[Objective]
Copy each line below without leaving any out.

--- BEGIN ---

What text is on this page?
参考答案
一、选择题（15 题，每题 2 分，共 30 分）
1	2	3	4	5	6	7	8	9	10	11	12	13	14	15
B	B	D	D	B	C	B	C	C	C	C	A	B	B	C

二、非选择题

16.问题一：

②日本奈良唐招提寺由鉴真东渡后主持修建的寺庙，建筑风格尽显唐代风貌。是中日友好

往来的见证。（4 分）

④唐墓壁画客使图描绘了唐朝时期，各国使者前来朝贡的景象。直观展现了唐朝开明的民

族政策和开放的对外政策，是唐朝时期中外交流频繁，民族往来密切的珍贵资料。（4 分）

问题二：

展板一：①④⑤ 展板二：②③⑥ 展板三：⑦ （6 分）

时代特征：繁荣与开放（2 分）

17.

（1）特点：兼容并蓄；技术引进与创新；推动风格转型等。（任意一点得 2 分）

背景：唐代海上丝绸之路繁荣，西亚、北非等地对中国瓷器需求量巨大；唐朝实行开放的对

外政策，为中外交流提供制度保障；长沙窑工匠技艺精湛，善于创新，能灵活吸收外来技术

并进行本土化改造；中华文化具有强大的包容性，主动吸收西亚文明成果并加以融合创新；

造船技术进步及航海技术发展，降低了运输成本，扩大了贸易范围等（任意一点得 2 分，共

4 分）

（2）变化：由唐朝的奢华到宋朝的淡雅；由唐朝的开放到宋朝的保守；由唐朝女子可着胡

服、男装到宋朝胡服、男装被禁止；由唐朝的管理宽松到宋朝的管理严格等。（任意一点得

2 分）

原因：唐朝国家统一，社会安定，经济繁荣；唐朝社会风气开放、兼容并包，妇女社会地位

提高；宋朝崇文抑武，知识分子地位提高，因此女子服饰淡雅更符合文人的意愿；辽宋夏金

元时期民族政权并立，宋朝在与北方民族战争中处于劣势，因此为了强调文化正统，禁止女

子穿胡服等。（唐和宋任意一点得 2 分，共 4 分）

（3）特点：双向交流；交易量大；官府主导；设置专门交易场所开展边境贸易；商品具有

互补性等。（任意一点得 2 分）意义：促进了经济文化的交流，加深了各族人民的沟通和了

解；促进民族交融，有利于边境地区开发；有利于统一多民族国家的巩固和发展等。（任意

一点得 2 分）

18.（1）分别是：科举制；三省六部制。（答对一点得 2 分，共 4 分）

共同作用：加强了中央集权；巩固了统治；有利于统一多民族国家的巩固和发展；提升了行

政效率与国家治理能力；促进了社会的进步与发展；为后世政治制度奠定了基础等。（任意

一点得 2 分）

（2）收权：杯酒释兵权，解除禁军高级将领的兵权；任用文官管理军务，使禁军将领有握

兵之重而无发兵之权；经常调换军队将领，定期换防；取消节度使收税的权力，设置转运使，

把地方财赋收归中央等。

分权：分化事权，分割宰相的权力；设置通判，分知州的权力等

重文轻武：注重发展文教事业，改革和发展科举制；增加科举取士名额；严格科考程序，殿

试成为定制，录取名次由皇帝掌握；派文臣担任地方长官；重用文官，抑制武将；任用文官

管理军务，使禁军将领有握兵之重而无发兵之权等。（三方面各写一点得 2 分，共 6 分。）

--- END ---

[In response]
What text is on this page?
参考答案
一、选择题（15 题，每题 2 分，共 30 分）
1	2	3	4	5	6	7	8	9	10	11	12	13	14	15
B	B	D	D	B	C	B	C	C	C	C	A	B	B	C

二、非选择题

16.问题一：

②日本奈良唐招提寺由鉴真东渡后主持修建的寺庙，建筑风格尽显唐代风貌。是中日友好

往来的见证。（4 分）

④唐墓壁画客使图描绘了唐朝时期，各国使者前来朝贡的景象。直观展现了唐朝开明的民

族政策和开放的对外政策，是唐朝时期中外交流频繁，民族往来密切的珍贵资料。（4 分）

问题二：

展板一：①④⑤ 展板二：②③⑥ 展板三：⑦ （6 分）

时代特征：繁荣与开放（2 分）

17.

（1）特点：兼容并蓄；技术引进与创新；推动风格转型等。（任意一点得 2 分）

背景：唐代海上丝绸之路繁荣，西亚、北非等地对中国瓷器需求量巨大；唐朝实行开放的对

外政策，为中外交流提供制度保障；长沙窑工匠技艺精湛，善于创新，能灵活吸收外来技术

并进行本土化改造；中华文化具有强大的包容性，主动吸收西亚文明成果并加以融合创新；

造船技术进步及航海技术发展，降低了运输成本，扩大了贸易范围等（任意一点得 2 分，共

4 分）

（2）变化：由唐朝的奢华到宋朝的淡雅；由唐朝的开放到宋朝的保守；由唐朝女子可着胡

服、男装到宋朝胡服、男装被禁止；由唐朝的管理宽松到宋朝的管理严格等。（任意一点得

2 分）

原因：唐朝国家统一，社会安定，经济繁荣；唐朝社会风气开放、兼容并包，妇女社会地位

提高；宋朝崇文抑武，知识分子地位提高，因此女子服饰淡雅更符合文人的意愿；辽宋夏金

元时期民族政权并立，宋朝在与北方民族战争中处于劣势，因此为了强调文化正统，禁止女

子穿胡服等。（唐和宋任意一点得 2 分，共 4 分）

（3）特点：双向交流；交易量大；官府主导；设置专门交易场所开展边境贸易；商品具有

互补性等。（任意一点得 2 分）意义：促进了经济文化的交流，加深了各族人民的沟通和了

解；促进民族交融，有利于边境地区开发；有利于统一多民族国家的巩固和发展等。（任意

一点得 2 分）

18.（1）分别是：科举制；三省六部制。（答对一点得 2 分，共 4 分）

共同作用：加强了中央集权；巩固了统治；有利于统一多民族国家的巩固和发展；提升了行

政效率与国家治理能力；促进了社会的进步与发展；为后世政治制度奠定了基础等。（任意

一点得 2 分）

（2）收权：杯酒释兵权，解除禁军高级将领的兵权；任用文官管理军务，使禁军将领有握

兵之重而无发兵之权；经常调换军队将领，定期换防；取消节度使收税的权力，设置转运使，

把地方财赋收归中央等。

分权：分化事权，分割宰相的权力；设置通判，分知州的权力等

重文轻武：注重发展文教事业，改革和发展科举制；增加科举取士名额；严格科考程序，殿

试成为定制，录取名次由皇帝掌握；派文臣担任地方长官；重用文官，抑制武将；任用文官

管理军务，使禁军将领有握兵之重而无发兵之权等。（三方面各写一点得 2 分，共 6 分。）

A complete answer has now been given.